▸ **TASK GOAL**: Read the lines below. Copy out any that hold the string "danger".
** BEGIN **
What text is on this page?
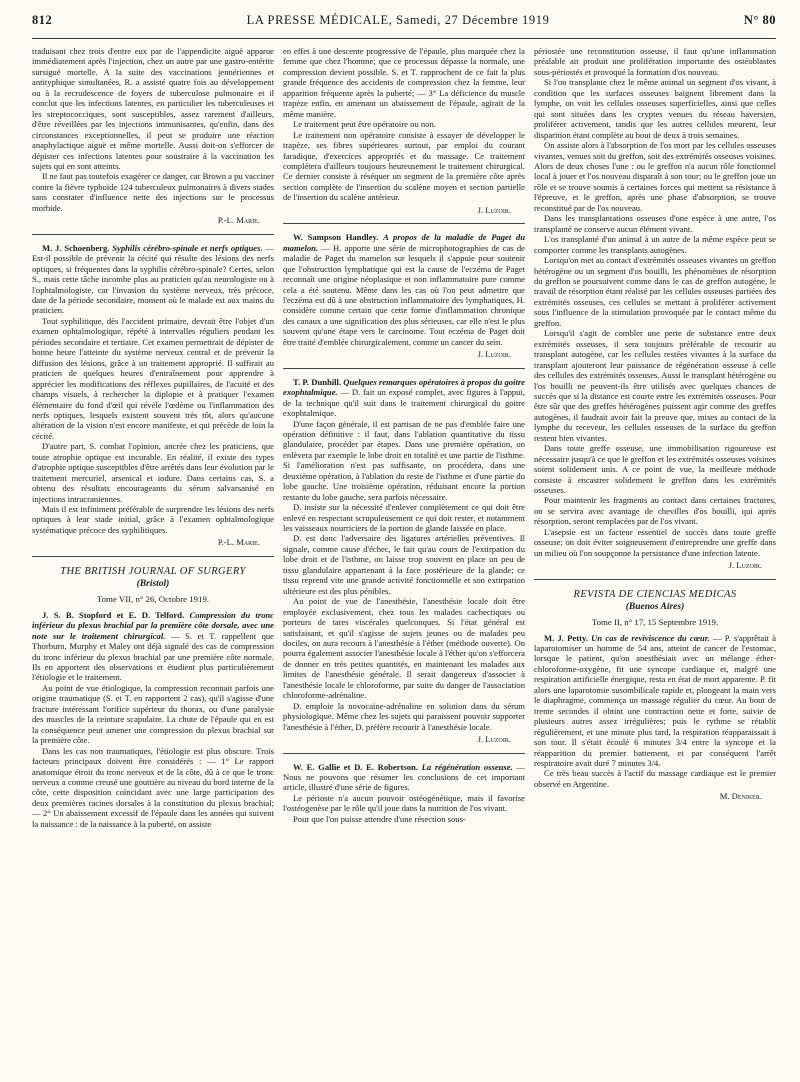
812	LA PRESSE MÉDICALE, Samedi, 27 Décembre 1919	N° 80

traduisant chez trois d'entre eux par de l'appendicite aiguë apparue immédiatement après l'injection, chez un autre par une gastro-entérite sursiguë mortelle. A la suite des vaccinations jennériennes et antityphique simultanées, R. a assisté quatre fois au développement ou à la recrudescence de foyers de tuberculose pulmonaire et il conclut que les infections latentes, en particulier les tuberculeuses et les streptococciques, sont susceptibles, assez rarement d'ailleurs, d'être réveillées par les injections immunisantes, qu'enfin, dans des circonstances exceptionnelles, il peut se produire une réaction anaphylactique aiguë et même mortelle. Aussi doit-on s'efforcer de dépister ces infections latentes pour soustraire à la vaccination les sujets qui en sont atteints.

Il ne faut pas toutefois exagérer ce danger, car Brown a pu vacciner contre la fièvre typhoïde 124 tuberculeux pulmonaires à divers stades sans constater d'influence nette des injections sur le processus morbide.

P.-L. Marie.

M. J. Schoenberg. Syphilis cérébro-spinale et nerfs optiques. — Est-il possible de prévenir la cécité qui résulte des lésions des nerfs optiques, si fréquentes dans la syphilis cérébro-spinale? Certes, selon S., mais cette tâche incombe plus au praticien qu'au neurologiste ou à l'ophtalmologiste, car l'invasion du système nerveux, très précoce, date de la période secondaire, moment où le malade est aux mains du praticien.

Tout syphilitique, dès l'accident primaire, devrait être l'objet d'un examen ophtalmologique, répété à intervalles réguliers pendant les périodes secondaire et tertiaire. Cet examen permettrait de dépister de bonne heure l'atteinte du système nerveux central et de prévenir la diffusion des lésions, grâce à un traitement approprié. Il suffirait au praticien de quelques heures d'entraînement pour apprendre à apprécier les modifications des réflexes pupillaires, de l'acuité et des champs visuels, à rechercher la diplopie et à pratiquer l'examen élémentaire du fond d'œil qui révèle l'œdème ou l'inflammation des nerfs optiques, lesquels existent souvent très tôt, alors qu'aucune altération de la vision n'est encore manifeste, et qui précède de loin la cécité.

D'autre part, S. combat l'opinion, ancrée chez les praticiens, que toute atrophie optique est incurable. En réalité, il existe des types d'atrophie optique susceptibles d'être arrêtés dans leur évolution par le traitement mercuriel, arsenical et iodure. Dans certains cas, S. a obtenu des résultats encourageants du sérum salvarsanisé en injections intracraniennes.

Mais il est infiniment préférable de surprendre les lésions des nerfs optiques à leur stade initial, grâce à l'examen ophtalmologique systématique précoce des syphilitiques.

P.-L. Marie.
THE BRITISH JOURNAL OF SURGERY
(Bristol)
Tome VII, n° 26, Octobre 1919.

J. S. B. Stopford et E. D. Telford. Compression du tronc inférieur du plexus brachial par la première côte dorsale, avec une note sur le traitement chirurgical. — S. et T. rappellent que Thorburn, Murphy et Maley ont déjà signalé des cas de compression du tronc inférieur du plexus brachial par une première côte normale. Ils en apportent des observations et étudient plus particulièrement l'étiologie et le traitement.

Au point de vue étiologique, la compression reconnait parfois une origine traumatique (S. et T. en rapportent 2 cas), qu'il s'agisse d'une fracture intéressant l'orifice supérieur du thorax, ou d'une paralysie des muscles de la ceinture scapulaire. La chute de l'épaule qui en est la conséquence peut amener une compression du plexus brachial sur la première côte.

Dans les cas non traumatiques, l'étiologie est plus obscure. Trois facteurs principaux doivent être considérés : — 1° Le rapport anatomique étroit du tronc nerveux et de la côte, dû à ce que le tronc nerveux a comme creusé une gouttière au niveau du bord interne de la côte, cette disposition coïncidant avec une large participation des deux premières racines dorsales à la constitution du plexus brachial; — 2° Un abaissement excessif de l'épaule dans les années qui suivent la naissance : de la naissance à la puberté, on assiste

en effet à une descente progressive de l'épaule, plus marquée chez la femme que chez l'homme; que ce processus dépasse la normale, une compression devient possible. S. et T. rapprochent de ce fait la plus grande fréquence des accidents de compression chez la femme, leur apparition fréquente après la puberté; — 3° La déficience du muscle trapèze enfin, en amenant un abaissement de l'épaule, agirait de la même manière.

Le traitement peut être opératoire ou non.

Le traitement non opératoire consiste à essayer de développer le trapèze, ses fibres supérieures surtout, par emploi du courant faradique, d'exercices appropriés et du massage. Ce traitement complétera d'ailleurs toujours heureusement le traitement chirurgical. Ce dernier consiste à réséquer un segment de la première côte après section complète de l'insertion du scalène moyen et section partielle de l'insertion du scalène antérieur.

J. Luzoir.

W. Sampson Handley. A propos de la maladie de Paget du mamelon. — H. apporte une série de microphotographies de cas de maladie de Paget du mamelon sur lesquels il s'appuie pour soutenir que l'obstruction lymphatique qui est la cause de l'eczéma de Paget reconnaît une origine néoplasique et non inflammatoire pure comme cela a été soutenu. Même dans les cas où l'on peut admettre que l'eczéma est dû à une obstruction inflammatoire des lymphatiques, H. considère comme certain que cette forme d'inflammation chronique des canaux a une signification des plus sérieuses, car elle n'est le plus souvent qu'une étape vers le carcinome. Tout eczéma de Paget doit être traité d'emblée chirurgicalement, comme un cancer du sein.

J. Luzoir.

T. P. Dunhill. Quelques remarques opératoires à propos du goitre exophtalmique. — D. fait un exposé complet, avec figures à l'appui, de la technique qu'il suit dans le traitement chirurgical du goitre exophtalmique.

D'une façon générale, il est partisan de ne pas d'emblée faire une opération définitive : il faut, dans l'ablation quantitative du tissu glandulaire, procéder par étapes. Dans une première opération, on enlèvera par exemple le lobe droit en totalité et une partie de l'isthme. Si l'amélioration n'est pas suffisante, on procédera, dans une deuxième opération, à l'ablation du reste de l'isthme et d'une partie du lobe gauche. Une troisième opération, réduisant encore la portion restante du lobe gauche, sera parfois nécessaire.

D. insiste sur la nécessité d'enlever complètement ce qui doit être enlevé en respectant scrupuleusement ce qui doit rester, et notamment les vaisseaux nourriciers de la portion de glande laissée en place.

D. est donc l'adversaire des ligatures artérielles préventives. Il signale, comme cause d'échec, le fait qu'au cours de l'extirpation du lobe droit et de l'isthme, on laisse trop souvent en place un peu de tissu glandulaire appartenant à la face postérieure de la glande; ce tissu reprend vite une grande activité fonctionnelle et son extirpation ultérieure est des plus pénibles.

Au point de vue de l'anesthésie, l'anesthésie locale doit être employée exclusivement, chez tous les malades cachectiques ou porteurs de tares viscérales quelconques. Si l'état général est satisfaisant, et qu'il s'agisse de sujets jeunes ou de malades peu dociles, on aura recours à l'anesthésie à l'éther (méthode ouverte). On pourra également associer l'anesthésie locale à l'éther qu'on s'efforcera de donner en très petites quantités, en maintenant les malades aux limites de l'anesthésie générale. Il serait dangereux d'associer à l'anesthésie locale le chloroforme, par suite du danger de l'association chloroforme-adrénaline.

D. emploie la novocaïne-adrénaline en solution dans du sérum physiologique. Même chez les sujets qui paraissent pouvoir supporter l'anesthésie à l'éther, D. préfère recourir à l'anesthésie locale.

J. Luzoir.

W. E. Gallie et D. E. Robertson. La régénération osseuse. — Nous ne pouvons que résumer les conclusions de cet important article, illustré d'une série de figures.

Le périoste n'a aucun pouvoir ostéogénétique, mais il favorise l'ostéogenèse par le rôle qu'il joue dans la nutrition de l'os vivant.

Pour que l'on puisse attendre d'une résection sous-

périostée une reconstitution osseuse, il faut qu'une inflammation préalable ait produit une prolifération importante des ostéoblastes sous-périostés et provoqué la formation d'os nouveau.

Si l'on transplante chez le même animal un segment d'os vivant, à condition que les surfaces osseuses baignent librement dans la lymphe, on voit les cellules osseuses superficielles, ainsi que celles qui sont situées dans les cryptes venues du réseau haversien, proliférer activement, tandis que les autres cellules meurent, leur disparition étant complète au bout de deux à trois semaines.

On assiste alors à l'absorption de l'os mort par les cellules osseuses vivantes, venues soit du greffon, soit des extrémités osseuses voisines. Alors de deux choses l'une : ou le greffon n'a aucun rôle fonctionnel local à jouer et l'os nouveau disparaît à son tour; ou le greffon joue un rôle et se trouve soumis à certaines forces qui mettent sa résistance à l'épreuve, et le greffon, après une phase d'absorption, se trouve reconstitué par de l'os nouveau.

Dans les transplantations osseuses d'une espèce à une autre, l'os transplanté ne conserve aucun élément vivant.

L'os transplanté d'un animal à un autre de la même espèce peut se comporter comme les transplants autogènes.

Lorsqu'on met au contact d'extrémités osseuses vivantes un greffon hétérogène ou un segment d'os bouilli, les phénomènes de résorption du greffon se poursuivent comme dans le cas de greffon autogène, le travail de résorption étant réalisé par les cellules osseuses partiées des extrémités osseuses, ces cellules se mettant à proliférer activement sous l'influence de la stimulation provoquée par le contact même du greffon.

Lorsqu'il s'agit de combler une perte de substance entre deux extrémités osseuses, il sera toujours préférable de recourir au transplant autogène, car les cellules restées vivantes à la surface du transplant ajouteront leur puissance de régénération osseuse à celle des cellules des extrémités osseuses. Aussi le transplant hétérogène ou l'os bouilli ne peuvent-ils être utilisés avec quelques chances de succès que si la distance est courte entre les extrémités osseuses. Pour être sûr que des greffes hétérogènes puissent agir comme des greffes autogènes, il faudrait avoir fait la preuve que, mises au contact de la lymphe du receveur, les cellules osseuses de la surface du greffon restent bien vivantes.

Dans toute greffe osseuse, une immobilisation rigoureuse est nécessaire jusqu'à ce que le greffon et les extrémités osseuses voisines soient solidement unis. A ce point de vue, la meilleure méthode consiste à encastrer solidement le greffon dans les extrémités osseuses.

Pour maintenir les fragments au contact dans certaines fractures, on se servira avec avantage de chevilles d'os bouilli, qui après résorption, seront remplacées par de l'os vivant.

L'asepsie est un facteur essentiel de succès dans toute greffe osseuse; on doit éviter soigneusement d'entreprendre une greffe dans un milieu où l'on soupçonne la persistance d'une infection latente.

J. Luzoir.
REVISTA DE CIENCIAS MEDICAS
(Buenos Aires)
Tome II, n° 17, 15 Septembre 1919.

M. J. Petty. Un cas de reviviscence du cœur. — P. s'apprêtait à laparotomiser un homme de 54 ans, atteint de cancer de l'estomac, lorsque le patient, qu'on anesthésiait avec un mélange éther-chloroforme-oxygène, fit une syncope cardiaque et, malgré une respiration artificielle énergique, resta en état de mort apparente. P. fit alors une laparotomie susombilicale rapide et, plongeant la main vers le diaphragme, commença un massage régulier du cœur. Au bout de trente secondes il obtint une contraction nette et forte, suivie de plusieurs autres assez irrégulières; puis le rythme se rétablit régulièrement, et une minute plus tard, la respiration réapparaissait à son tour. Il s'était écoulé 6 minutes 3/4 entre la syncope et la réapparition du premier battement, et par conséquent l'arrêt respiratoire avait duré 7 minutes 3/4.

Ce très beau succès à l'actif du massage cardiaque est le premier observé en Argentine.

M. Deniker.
** END **
▸ **SOLUTION TO THE EXERCISE**:
Il ne faut pas toutefois exagérer ce danger, car Brown a pu vacciner contre la fièvre typhoïde 124 tuberculeux pulmonaires à divers stades sans constater d'influence nette des injections sur le processus morbide.
Au point de vue de l'anesthésie, l'anesthésie locale doit être employée exclusivement, chez tous les malades cachectiques ou porteurs de tares viscérales quelconques. Si l'état général est satisfaisant, et qu'il s'agisse de sujets jeunes ou de malades peu dociles, on aura recours à l'anesthésie à l'éther (méthode ouverte). On pourra également associer l'anesthésie locale à l'éther qu'on s'efforcera de donner en très petites quantités, en maintenant les malades aux limites de l'anesthésie générale. Il serait dangereux d'associer à l'anesthésie locale le chloroforme, par suite du danger de l'association chloroforme-adrénaline.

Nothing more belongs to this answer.